→ TASK STATEMENT: Set the following entries down again exactly, line by line.

+++ GIVEN RECORDS +++

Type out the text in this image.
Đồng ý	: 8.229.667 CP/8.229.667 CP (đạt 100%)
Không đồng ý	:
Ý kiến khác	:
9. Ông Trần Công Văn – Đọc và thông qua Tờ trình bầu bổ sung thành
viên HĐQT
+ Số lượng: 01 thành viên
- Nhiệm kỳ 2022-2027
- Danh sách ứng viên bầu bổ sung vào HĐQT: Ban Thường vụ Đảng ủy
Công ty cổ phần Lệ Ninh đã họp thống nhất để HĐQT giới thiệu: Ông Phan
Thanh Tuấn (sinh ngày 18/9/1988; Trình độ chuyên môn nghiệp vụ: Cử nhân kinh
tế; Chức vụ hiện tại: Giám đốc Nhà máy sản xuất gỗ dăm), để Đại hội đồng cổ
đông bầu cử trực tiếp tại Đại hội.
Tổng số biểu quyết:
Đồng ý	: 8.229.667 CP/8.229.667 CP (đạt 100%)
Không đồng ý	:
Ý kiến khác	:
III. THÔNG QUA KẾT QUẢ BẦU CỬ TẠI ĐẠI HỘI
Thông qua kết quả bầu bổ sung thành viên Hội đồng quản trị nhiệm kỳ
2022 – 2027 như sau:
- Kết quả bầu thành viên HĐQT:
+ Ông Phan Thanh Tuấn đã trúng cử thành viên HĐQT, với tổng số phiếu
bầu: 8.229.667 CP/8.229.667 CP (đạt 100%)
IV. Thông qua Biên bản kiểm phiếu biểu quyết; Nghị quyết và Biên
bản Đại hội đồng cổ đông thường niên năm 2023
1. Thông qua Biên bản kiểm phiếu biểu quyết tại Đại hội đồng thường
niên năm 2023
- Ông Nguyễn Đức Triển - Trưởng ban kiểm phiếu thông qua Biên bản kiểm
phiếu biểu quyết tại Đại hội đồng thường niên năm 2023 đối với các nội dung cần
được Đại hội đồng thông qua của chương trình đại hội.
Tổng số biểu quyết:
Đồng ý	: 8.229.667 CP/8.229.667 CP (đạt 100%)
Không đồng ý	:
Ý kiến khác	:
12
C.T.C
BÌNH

+++

→ COMPLETED EXERCISE:
Type out the text in this image.
Đồng ý	: 8.229.667 CP/8.229.667 CP (đạt 100%)
Không đồng ý	:
Ý kiến khác	:
9. Ông Trần Công Văn – Đọc và thông qua Tờ trình bầu bổ sung thành
viên HĐQT
+ Số lượng: 01 thành viên
- Nhiệm kỳ 2022-2027
- Danh sách ứng viên bầu bổ sung vào HĐQT: Ban Thường vụ Đảng ủy
Công ty cổ phần Lệ Ninh đã họp thống nhất để HĐQT giới thiệu: Ông Phan
Thanh Tuấn (sinh ngày 18/9/1988; Trình độ chuyên môn nghiệp vụ: Cử nhân kinh
tế; Chức vụ hiện tại: Giám đốc Nhà máy sản xuất gỗ dăm), để Đại hội đồng cổ
đông bầu cử trực tiếp tại Đại hội.
Tổng số biểu quyết:
Đồng ý	: 8.229.667 CP/8.229.667 CP (đạt 100%)
Không đồng ý	:
Ý kiến khác	:
III. THÔNG QUA KẾT QUẢ BẦU CỬ TẠI ĐẠI HỘI
Thông qua kết quả bầu bổ sung thành viên Hội đồng quản trị nhiệm kỳ
2022 – 2027 như sau:
- Kết quả bầu thành viên HĐQT:
+ Ông Phan Thanh Tuấn đã trúng cử thành viên HĐQT, với tổng số phiếu
bầu: 8.229.667 CP/8.229.667 CP (đạt 100%)
IV. Thông qua Biên bản kiểm phiếu biểu quyết; Nghị quyết và Biên
bản Đại hội đồng cổ đông thường niên năm 2023
1. Thông qua Biên bản kiểm phiếu biểu quyết tại Đại hội đồng thường
niên năm 2023
- Ông Nguyễn Đức Triển - Trưởng ban kiểm phiếu thông qua Biên bản kiểm
phiếu biểu quyết tại Đại hội đồng thường niên năm 2023 đối với các nội dung cần
được Đại hội đồng thông qua của chương trình đại hội.
Tổng số biểu quyết:
Đồng ý	: 8.229.667 CP/8.229.667 CP (đạt 100%)
Không đồng ý	:
Ý kiến khác	:
12
C.T.C
BÌNH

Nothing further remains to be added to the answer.